» Task details: Using the listing below, select the lines with the word "label" and copy them.

» Exercise input:
↓

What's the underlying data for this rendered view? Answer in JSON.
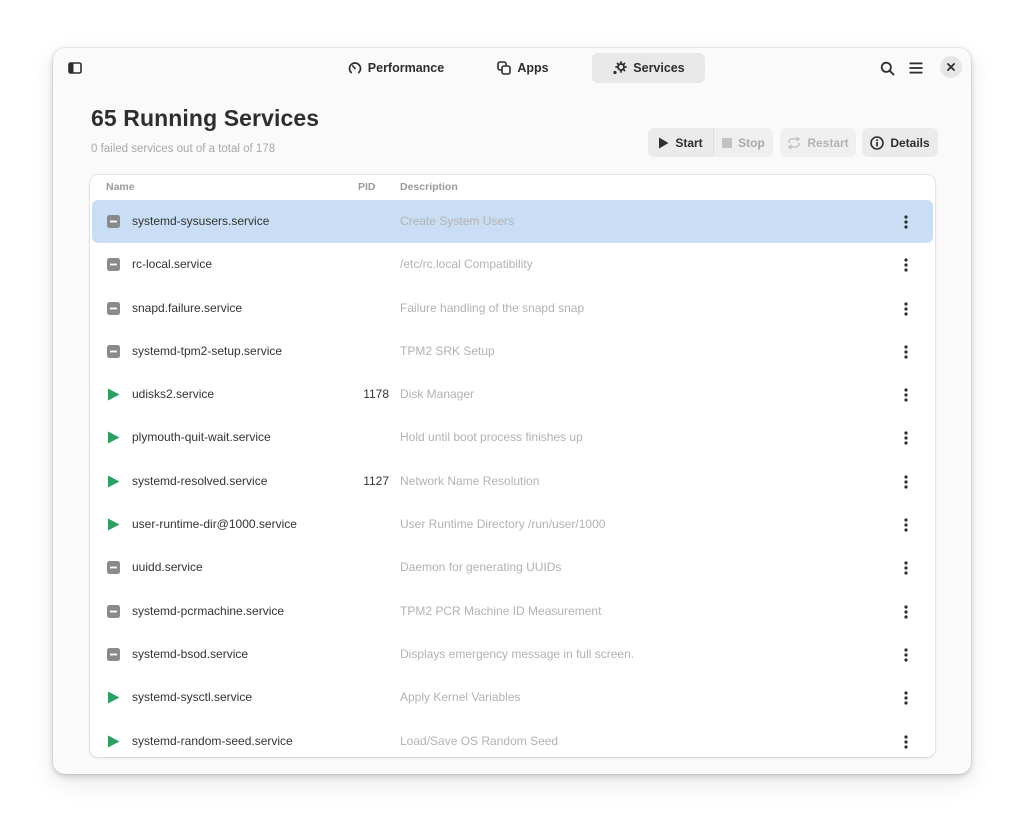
{
  "header": {
    "tabs": [
      {
        "label": "Performance",
        "icon": "gauge-icon",
        "active": false
      },
      {
        "label": "Apps",
        "icon": "apps-icon",
        "active": false
      },
      {
        "label": "Services",
        "icon": "gears-icon",
        "active": true
      }
    ],
    "sidebar_toggle_icon": "sidebar-icon",
    "search_icon": "search-icon",
    "menu_icon": "hamburger-icon",
    "close_icon": "close-icon"
  },
  "page": {
    "title": "65 Running Services",
    "subtitle": "0 failed services out of a total of 178"
  },
  "actions": {
    "start": "Start",
    "stop": "Stop",
    "restart": "Restart",
    "details": "Details"
  },
  "table": {
    "columns": {
      "name": "Name",
      "pid": "PID",
      "description": "Description"
    },
    "rows": [
      {
        "name": "systemd-sysusers.service",
        "pid": "",
        "description": "Create System Users",
        "status": "stopped",
        "selected": true
      },
      {
        "name": "rc-local.service",
        "pid": "",
        "description": "/etc/rc.local Compatibility",
        "status": "stopped",
        "selected": false
      },
      {
        "name": "snapd.failure.service",
        "pid": "",
        "description": "Failure handling of the snapd snap",
        "status": "stopped",
        "selected": false
      },
      {
        "name": "systemd-tpm2-setup.service",
        "pid": "",
        "description": "TPM2 SRK Setup",
        "status": "stopped",
        "selected": false
      },
      {
        "name": "udisks2.service",
        "pid": "1178",
        "description": "Disk Manager",
        "status": "running",
        "selected": false
      },
      {
        "name": "plymouth-quit-wait.service",
        "pid": "",
        "description": "Hold until boot process finishes up",
        "status": "running",
        "selected": false
      },
      {
        "name": "systemd-resolved.service",
        "pid": "1127",
        "description": "Network Name Resolution",
        "status": "running",
        "selected": false
      },
      {
        "name": "user-runtime-dir@1000.service",
        "pid": "",
        "description": "User Runtime Directory /run/user/1000",
        "status": "running",
        "selected": false
      },
      {
        "name": "uuidd.service",
        "pid": "",
        "description": "Daemon for generating UUIDs",
        "status": "stopped",
        "selected": false
      },
      {
        "name": "systemd-pcrmachine.service",
        "pid": "",
        "description": "TPM2 PCR Machine ID Measurement",
        "status": "stopped",
        "selected": false
      },
      {
        "name": "systemd-bsod.service",
        "pid": "",
        "description": "Displays emergency message in full screen.",
        "status": "stopped",
        "selected": false
      },
      {
        "name": "systemd-sysctl.service",
        "pid": "",
        "description": "Apply Kernel Variables",
        "status": "running",
        "selected": false
      },
      {
        "name": "systemd-random-seed.service",
        "pid": "",
        "description": "Load/Save OS Random Seed",
        "status": "running",
        "selected": false
      }
    ]
  },
  "colors": {
    "running": "#2e9e62",
    "stopped": "#8a8a8a",
    "selected_row": "#c9def4"
  }
}
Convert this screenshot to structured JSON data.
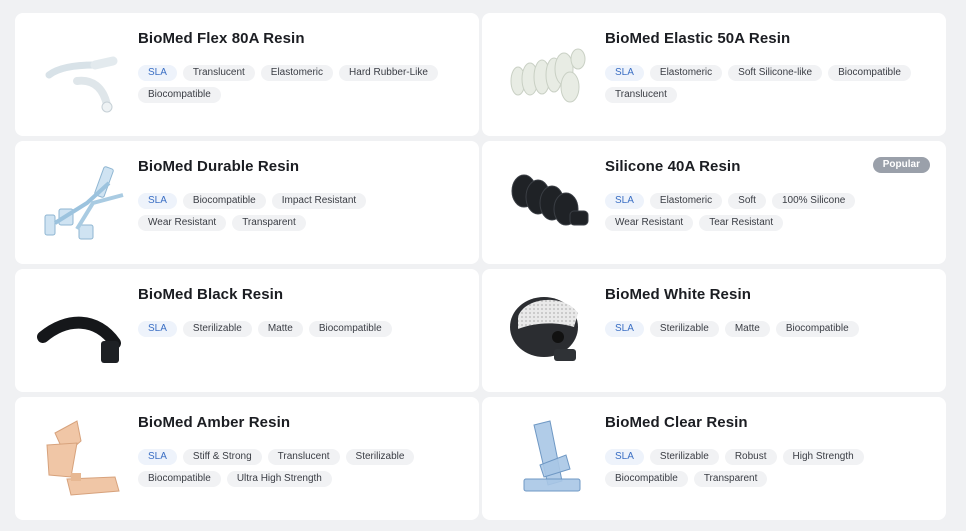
{
  "badge": "Popular",
  "products": [
    {
      "name": "BioMed Flex 80A Resin",
      "tags": [
        "SLA",
        "Translucent",
        "Elastomeric",
        "Hard Rubber-Like",
        "Biocompatible"
      ],
      "image": "flex-tubing-icon"
    },
    {
      "name": "BioMed Elastic 50A Resin",
      "tags": [
        "SLA",
        "Elastomeric",
        "Soft Silicone-like",
        "Biocompatible",
        "Translucent"
      ],
      "image": "elastic-bellows-icon"
    },
    {
      "name": "BioMed Durable Resin",
      "tags": [
        "SLA",
        "Biocompatible",
        "Impact Resistant",
        "Wear Resistant",
        "Transparent"
      ],
      "image": "durable-connector-icon"
    },
    {
      "name": "Silicone 40A Resin",
      "tags": [
        "SLA",
        "Elastomeric",
        "Soft",
        "100% Silicone",
        "Wear Resistant",
        "Tear Resistant"
      ],
      "image": "silicone-bellows-icon"
    },
    {
      "name": "BioMed Black Resin",
      "tags": [
        "SLA",
        "Sterilizable",
        "Matte",
        "Biocompatible"
      ],
      "image": "black-curved-part-icon"
    },
    {
      "name": "BioMed White Resin",
      "tags": [
        "SLA",
        "Sterilizable",
        "Matte",
        "Biocompatible"
      ],
      "image": "skull-model-icon"
    },
    {
      "name": "BioMed Amber Resin",
      "tags": [
        "SLA",
        "Stiff & Strong",
        "Translucent",
        "Sterilizable",
        "Biocompatible",
        "Ultra High Strength"
      ],
      "image": "amber-guide-icon"
    },
    {
      "name": "BioMed Clear Resin",
      "tags": [
        "SLA",
        "Sterilizable",
        "Robust",
        "High Strength",
        "Biocompatible",
        "Transparent"
      ],
      "image": "clear-fixture-icon"
    }
  ]
}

↑

» Solution for this task:
        "label": "Performance",
        "label": "Apps",
        "label": "Services",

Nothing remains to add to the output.